** Start of Provided records **

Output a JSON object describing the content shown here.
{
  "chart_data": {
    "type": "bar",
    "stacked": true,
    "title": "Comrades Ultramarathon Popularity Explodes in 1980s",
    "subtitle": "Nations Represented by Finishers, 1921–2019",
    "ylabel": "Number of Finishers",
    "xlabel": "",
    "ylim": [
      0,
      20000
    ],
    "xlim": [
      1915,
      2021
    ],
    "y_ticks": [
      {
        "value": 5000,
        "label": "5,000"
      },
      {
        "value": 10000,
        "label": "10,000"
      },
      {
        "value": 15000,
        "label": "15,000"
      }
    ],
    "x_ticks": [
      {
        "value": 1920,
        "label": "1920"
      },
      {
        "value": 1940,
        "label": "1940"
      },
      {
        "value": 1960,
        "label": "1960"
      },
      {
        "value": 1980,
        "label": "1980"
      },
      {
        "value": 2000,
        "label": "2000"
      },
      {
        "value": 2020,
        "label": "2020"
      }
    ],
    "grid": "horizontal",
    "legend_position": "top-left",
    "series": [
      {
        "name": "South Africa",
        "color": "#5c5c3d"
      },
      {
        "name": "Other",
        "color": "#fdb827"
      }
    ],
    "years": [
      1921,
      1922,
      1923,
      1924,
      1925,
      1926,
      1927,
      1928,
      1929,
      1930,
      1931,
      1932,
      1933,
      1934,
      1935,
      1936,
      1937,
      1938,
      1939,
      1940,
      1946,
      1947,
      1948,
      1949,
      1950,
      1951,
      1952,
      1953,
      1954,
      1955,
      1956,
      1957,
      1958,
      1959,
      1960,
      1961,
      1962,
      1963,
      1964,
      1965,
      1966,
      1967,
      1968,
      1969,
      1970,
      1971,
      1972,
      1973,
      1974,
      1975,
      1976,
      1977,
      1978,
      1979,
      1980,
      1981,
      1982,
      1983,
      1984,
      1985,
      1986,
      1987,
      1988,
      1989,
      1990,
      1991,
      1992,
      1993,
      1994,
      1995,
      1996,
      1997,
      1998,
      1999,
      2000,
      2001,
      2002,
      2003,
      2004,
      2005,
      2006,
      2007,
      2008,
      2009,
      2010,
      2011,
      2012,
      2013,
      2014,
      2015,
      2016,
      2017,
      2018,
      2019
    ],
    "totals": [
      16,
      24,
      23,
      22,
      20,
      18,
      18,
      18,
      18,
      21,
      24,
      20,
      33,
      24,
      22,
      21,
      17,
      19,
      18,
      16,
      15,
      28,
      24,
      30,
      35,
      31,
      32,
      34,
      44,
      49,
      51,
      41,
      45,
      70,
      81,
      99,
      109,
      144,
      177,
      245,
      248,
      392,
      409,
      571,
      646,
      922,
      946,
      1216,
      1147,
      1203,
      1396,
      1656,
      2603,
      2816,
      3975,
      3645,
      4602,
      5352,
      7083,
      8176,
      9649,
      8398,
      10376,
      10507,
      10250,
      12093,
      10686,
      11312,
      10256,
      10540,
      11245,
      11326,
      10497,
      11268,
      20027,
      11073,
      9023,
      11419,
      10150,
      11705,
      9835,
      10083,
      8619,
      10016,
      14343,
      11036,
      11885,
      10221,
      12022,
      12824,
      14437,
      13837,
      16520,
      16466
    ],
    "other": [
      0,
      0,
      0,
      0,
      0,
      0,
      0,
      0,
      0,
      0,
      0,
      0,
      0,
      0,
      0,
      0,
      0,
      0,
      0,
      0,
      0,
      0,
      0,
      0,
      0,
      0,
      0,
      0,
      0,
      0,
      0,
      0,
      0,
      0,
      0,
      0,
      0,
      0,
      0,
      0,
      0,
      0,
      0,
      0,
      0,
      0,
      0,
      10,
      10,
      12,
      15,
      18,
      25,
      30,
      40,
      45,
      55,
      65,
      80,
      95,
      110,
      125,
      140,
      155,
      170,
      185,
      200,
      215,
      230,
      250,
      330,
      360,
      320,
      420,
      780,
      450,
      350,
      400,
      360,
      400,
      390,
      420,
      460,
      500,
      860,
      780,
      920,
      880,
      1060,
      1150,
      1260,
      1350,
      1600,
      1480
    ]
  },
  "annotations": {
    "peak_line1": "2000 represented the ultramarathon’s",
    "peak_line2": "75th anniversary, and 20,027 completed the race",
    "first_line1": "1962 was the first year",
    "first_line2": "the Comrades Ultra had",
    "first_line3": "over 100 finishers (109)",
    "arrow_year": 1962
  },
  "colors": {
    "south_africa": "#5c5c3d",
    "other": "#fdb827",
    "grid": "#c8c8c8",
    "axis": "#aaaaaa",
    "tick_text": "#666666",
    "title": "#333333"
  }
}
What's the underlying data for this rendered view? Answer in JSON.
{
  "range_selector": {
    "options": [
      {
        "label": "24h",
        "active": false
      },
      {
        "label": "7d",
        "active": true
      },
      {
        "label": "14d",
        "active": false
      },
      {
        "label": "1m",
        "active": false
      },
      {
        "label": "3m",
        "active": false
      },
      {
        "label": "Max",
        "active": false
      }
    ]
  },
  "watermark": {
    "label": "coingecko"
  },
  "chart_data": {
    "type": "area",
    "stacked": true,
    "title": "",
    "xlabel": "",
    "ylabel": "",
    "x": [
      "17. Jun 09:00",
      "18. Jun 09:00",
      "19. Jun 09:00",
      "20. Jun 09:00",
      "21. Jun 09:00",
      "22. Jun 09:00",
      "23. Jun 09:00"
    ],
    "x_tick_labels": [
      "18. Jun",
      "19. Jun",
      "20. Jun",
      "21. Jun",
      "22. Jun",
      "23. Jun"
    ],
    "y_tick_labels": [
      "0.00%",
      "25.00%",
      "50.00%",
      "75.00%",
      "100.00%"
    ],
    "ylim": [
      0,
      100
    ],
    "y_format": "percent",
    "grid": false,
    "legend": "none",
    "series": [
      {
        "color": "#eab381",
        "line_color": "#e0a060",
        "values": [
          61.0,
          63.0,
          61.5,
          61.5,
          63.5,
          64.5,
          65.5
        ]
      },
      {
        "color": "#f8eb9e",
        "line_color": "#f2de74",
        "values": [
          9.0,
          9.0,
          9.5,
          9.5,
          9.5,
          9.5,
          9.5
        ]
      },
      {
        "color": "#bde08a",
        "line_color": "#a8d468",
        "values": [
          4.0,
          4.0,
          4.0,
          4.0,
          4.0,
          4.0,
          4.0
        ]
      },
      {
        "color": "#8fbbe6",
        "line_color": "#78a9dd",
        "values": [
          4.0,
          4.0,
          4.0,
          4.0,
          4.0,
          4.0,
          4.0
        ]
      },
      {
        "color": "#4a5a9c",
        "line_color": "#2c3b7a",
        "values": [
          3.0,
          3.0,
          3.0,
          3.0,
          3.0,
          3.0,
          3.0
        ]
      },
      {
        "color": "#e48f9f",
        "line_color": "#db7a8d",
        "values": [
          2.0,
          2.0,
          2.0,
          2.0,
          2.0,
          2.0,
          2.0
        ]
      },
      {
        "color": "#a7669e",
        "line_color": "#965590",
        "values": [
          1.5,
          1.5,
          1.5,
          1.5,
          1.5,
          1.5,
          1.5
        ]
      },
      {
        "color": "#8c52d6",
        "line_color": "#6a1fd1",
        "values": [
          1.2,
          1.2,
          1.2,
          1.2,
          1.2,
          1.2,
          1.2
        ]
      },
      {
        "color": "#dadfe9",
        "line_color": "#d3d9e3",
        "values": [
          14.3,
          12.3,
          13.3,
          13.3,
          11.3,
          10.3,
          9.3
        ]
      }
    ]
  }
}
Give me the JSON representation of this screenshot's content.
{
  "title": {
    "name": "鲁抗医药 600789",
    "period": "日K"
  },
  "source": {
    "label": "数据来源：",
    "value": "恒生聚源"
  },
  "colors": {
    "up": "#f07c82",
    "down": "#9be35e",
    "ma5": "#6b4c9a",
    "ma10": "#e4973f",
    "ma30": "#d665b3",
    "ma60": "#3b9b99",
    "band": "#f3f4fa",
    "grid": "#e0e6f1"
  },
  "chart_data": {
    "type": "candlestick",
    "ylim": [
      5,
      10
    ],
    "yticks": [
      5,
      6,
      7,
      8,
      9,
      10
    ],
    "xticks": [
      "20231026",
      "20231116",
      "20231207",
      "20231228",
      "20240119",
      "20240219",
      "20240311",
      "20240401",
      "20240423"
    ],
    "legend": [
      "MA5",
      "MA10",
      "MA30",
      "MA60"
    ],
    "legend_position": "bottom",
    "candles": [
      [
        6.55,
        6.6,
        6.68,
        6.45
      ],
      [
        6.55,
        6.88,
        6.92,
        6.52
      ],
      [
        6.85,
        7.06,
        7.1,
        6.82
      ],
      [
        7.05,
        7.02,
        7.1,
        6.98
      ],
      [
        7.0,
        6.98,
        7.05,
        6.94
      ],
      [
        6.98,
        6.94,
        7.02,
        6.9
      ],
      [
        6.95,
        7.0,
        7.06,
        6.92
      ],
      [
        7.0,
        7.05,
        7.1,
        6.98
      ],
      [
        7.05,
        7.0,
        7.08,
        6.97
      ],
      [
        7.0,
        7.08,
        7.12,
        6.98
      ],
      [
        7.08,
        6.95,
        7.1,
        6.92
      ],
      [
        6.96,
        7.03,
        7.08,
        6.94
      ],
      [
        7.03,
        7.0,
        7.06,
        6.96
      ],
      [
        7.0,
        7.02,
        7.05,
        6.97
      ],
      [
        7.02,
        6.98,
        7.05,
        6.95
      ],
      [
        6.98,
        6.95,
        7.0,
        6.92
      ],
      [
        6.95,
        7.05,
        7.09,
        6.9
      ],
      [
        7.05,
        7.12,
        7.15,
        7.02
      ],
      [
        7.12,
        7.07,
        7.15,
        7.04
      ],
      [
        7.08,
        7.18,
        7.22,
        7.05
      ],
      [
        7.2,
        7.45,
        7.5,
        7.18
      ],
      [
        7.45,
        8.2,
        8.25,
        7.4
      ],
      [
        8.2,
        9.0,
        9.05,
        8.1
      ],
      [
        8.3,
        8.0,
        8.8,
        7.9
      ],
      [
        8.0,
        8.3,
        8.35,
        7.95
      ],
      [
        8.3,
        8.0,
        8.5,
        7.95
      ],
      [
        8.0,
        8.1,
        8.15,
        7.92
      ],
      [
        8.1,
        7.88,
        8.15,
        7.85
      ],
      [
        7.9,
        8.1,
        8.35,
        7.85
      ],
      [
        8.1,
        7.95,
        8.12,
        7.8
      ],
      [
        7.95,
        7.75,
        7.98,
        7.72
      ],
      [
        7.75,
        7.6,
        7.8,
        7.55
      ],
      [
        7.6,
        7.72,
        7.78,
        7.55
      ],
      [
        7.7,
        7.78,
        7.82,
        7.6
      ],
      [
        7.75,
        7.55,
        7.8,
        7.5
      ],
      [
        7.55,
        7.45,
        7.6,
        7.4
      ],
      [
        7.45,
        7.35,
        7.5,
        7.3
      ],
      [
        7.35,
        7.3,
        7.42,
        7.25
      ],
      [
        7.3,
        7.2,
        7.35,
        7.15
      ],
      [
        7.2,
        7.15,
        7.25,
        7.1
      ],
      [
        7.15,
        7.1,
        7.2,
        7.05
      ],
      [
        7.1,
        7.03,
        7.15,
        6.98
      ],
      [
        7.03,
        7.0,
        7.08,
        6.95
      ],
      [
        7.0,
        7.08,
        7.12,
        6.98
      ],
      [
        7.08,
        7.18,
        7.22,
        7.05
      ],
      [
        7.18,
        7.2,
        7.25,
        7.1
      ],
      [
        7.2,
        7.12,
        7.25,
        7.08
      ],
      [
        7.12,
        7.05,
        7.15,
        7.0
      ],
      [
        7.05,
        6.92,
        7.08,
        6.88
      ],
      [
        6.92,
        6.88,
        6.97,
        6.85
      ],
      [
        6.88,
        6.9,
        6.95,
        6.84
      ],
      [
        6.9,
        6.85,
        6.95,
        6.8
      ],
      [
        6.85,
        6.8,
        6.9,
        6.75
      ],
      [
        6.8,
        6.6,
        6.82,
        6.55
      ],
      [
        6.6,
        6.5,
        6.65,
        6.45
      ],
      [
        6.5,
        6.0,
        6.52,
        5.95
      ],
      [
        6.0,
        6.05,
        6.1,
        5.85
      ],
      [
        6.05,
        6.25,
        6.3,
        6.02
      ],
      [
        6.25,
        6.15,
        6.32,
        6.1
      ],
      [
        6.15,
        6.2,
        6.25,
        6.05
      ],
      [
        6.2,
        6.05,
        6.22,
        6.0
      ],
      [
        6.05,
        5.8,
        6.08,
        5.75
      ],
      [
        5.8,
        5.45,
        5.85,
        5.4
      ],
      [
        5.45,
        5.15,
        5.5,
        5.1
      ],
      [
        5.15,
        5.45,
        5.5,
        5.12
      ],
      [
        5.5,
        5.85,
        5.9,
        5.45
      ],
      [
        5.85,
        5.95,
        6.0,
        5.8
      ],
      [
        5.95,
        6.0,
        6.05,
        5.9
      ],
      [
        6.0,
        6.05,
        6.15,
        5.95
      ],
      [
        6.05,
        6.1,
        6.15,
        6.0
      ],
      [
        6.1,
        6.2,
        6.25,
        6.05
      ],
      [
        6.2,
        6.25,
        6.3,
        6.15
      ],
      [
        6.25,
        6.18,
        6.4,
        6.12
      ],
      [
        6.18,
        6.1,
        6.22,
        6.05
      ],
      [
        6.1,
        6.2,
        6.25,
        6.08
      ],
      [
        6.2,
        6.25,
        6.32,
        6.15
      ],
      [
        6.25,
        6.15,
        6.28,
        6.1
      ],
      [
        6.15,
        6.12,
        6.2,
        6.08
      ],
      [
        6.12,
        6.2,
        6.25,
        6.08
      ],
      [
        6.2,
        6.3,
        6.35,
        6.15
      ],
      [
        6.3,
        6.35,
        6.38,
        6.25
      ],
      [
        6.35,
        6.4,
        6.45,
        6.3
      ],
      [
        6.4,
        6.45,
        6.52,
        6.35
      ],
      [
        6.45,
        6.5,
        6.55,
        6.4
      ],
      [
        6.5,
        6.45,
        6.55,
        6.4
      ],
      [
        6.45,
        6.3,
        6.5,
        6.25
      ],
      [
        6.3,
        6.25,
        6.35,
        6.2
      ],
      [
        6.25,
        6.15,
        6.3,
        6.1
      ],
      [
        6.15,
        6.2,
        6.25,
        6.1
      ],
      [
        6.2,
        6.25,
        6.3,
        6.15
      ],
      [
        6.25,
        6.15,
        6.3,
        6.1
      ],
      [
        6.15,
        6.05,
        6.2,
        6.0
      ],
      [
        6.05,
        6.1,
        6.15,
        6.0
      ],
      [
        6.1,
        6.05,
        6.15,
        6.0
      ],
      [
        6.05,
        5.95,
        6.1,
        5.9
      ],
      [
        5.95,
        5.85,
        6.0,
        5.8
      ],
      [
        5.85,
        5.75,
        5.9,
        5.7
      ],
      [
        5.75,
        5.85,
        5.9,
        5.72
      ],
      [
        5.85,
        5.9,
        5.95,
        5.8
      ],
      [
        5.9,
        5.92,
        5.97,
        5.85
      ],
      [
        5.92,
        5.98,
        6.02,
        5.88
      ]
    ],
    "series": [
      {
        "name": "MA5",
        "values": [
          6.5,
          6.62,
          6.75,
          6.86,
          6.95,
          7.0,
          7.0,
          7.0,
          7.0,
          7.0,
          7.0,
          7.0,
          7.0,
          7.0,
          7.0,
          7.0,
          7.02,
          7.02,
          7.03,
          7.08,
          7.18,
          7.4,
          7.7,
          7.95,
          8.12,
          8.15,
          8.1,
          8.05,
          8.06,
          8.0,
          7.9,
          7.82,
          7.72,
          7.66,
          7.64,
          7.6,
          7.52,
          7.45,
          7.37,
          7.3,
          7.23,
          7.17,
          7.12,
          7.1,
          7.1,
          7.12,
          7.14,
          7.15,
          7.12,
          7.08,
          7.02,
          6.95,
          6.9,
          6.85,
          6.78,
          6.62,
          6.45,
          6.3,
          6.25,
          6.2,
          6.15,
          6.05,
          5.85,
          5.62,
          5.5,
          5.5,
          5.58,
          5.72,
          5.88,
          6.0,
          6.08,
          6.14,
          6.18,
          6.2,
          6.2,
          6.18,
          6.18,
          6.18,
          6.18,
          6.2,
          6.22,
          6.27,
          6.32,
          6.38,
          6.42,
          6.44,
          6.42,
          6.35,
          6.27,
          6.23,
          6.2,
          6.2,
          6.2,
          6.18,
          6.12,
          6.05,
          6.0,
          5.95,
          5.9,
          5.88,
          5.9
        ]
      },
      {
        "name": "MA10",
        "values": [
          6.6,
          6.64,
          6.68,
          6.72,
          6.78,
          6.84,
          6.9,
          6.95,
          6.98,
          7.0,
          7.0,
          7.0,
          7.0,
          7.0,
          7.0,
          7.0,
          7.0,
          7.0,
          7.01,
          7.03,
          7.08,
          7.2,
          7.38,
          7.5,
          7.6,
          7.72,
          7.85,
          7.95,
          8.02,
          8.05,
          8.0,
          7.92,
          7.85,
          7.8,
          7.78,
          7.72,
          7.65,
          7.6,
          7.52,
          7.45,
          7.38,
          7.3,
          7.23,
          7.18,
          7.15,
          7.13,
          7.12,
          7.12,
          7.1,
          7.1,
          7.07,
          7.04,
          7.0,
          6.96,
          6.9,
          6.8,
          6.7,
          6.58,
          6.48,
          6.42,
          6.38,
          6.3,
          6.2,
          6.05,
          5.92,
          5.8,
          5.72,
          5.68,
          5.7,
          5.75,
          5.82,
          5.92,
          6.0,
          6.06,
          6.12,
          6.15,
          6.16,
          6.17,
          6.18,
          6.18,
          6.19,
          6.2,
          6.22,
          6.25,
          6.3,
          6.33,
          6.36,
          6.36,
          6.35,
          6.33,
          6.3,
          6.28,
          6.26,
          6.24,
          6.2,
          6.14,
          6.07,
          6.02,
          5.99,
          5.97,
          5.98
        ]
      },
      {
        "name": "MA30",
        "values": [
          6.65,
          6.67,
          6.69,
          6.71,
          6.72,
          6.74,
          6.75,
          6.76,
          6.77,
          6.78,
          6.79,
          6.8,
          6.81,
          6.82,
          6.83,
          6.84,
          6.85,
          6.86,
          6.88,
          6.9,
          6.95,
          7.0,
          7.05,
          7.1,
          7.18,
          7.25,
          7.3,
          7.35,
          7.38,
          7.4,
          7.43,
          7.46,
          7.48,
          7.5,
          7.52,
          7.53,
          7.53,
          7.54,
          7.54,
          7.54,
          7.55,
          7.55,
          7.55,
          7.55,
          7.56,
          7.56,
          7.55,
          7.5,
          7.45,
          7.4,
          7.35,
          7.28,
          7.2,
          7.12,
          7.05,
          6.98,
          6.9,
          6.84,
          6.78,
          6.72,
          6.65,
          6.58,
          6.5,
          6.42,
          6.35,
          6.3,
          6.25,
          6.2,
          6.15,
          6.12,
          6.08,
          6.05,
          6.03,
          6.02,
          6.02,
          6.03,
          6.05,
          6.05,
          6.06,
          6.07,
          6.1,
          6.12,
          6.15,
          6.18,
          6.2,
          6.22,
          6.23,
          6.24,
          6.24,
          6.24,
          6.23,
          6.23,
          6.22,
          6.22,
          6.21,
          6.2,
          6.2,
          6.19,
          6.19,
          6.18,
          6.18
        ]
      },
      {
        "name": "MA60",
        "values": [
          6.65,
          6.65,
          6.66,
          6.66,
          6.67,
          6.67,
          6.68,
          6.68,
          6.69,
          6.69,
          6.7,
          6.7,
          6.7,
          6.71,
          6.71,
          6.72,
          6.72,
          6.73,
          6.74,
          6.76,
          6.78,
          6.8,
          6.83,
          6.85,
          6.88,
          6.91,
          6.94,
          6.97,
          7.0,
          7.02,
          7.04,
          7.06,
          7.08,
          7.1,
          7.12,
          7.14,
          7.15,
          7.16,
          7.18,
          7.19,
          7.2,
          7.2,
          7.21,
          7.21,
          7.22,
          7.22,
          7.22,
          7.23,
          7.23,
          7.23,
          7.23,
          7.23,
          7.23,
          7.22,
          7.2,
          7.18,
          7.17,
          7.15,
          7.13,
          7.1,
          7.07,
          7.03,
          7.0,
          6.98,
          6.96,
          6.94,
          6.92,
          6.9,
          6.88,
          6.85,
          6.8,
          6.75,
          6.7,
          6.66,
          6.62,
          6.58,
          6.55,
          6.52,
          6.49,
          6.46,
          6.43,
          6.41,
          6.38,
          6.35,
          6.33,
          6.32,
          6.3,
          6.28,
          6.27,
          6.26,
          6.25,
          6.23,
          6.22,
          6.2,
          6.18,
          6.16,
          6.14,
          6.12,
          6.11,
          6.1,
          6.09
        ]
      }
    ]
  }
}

** End of Provided records **

What the exercise asks → How many lines of the data hold the string "name"? Reply with the number alone.

Finished task → 7